▶ **Stored rows**
•••••

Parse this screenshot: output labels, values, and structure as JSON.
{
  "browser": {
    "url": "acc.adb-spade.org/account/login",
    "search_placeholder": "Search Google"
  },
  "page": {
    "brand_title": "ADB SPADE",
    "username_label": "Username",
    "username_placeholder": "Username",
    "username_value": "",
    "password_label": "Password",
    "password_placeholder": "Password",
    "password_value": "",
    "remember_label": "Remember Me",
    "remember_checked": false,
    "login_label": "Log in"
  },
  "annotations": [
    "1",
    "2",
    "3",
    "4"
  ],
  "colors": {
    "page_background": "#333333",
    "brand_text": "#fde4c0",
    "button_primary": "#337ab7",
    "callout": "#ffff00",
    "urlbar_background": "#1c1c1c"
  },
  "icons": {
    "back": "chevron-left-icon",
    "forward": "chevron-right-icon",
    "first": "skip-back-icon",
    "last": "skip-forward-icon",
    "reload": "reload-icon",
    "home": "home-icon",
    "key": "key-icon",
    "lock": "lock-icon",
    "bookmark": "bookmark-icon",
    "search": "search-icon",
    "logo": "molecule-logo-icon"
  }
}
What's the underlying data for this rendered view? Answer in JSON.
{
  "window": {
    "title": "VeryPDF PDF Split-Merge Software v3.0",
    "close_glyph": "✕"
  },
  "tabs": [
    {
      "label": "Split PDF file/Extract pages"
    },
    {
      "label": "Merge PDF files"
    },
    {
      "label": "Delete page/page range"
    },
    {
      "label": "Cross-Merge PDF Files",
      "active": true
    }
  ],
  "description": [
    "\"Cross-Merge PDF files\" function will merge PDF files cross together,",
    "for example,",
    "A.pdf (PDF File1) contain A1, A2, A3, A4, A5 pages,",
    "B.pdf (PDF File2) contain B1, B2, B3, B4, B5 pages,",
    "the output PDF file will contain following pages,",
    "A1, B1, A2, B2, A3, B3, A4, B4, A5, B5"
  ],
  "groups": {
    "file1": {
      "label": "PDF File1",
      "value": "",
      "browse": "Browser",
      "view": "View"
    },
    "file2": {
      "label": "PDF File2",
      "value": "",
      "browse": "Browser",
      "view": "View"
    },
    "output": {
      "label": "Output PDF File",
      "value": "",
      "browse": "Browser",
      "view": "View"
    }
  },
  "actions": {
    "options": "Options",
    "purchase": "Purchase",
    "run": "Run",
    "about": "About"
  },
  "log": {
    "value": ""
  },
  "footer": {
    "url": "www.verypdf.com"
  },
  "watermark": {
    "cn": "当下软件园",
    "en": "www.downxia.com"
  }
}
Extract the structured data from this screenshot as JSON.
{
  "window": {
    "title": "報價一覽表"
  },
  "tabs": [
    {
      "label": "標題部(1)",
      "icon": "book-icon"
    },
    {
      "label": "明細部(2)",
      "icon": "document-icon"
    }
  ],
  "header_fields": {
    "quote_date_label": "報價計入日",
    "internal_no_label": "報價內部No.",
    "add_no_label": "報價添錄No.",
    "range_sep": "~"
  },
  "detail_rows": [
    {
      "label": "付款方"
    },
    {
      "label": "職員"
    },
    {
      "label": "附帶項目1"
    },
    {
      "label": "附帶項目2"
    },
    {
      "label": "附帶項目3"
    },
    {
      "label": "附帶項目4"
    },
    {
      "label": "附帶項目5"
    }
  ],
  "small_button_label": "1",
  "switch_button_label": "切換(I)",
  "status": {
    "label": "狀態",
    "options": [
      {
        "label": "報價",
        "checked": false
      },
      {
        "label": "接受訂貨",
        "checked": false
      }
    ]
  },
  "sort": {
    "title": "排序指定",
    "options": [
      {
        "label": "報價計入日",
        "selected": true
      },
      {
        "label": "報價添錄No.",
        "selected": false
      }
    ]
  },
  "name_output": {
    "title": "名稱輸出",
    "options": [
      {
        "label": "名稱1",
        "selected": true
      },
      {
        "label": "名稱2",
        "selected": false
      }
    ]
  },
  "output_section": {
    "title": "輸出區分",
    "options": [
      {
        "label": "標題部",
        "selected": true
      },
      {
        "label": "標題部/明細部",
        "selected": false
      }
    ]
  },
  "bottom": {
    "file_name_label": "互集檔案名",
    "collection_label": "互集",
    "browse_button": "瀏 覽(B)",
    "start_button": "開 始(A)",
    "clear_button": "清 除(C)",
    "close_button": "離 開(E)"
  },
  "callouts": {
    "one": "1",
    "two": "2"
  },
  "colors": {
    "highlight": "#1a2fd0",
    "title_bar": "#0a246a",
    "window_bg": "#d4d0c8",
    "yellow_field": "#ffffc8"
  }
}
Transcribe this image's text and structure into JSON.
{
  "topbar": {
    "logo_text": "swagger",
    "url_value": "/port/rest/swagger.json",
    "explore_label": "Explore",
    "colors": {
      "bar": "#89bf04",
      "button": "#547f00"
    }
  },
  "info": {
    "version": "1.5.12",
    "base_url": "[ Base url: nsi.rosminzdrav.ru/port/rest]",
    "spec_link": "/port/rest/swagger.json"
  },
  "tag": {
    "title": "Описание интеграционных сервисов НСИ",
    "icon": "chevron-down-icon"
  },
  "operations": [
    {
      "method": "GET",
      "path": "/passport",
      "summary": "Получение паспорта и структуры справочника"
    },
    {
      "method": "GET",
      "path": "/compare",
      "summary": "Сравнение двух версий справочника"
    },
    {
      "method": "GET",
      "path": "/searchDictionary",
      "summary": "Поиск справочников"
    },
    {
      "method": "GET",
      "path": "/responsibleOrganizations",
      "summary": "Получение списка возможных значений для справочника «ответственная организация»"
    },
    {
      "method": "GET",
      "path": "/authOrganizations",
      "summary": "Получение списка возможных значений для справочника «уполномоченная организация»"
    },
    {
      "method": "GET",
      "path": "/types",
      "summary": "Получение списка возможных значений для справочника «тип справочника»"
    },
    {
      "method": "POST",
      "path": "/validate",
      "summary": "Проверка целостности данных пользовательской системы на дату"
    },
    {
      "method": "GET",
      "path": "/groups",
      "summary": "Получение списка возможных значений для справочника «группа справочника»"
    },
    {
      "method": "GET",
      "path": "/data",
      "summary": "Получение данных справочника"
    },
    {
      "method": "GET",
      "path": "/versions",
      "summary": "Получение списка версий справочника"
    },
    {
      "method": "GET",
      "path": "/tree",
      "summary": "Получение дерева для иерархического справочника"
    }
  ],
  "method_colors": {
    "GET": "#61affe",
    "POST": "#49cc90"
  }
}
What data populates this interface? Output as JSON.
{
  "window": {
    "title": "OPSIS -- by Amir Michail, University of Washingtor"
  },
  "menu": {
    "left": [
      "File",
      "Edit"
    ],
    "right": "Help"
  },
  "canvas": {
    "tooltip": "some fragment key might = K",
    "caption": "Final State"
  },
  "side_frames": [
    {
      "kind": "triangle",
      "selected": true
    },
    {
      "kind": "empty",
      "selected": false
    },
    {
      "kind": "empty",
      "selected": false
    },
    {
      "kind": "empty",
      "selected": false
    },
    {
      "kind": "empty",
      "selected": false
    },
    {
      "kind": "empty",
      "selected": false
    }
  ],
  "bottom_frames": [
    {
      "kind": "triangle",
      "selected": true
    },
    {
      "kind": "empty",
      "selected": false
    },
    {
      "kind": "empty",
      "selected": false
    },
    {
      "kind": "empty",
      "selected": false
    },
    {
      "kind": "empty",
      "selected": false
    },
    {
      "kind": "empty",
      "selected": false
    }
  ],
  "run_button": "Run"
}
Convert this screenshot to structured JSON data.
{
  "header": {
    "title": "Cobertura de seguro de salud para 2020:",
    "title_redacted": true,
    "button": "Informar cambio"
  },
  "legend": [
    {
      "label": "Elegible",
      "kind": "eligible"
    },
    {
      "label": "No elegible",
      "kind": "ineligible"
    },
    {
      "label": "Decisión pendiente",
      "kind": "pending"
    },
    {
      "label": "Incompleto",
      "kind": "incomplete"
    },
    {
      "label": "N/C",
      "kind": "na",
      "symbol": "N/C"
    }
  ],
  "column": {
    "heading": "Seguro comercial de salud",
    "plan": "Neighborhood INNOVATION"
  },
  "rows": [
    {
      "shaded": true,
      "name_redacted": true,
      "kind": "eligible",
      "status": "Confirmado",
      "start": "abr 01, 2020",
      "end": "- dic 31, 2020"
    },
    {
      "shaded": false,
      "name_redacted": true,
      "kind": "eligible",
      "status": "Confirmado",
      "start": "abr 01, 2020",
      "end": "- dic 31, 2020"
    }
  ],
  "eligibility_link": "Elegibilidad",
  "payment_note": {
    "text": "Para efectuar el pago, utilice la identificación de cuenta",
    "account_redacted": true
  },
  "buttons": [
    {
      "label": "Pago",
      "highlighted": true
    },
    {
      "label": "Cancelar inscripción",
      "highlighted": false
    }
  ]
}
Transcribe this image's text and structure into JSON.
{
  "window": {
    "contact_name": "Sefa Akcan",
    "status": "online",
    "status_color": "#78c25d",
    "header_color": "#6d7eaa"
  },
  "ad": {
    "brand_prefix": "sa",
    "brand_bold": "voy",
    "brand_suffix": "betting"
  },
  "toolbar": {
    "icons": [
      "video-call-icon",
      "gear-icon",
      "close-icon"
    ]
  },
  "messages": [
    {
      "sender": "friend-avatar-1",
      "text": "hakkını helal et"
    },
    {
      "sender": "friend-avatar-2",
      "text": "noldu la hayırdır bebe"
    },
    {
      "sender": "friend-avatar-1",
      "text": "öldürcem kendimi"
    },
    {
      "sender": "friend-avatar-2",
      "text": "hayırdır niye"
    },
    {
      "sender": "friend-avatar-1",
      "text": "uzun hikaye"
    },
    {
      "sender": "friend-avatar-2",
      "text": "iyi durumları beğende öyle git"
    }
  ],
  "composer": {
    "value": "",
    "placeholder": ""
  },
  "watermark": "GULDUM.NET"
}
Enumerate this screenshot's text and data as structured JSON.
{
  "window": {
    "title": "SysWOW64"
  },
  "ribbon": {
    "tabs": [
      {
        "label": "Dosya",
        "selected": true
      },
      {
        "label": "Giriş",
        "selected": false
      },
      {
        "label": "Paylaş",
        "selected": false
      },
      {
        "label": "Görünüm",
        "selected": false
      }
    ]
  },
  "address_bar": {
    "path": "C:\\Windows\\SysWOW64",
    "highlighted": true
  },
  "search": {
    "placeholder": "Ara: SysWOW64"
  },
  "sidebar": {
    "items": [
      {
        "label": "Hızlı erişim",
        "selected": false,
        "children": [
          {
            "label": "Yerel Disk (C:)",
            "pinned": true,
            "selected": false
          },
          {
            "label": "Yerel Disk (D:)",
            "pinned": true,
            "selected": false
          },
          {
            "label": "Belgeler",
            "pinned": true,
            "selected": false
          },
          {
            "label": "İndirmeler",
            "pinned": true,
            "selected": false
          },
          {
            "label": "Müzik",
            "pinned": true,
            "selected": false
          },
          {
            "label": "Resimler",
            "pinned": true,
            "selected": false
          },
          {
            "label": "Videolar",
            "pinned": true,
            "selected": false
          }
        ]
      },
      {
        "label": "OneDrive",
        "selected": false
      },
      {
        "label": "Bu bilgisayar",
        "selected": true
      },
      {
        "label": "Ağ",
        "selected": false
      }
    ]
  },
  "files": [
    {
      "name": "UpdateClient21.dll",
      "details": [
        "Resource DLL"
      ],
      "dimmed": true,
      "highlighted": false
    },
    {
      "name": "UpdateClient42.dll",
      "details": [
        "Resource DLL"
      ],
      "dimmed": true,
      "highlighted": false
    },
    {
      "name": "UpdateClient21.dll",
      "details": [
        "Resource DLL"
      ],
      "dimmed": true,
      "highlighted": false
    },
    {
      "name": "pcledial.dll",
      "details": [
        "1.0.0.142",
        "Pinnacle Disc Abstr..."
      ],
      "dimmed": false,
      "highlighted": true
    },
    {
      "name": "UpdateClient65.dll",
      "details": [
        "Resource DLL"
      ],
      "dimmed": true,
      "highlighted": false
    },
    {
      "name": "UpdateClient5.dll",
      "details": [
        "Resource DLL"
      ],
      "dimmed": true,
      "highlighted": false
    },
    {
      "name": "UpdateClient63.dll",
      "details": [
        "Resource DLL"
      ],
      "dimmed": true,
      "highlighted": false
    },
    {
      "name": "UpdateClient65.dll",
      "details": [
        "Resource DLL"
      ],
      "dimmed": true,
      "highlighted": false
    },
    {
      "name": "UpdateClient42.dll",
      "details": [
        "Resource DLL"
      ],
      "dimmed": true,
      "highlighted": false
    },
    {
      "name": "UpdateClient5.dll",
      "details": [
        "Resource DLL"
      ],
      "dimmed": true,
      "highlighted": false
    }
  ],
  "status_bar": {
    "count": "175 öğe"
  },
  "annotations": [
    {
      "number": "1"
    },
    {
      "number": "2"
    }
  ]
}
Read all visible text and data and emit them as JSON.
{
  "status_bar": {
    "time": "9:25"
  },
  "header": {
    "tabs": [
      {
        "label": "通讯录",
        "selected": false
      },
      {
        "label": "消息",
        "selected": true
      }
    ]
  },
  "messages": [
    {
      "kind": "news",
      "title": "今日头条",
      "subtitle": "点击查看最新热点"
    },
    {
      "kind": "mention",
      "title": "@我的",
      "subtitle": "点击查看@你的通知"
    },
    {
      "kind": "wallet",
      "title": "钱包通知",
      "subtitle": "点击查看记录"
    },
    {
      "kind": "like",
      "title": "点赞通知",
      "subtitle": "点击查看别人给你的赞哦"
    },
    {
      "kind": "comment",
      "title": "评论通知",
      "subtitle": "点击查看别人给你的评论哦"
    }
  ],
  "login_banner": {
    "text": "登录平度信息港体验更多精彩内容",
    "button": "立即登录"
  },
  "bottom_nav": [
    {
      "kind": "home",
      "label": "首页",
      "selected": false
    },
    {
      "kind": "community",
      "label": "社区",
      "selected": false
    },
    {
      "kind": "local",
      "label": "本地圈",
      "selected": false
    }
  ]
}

•••••

▶ **Stated exercise**
Keep only those lines of the records that hold "Split", and return them.

▶ **Full response**
    "title": "VeryPDF PDF Split-Merge Software v3.0",
      "label": "Split PDF file/Extract pages"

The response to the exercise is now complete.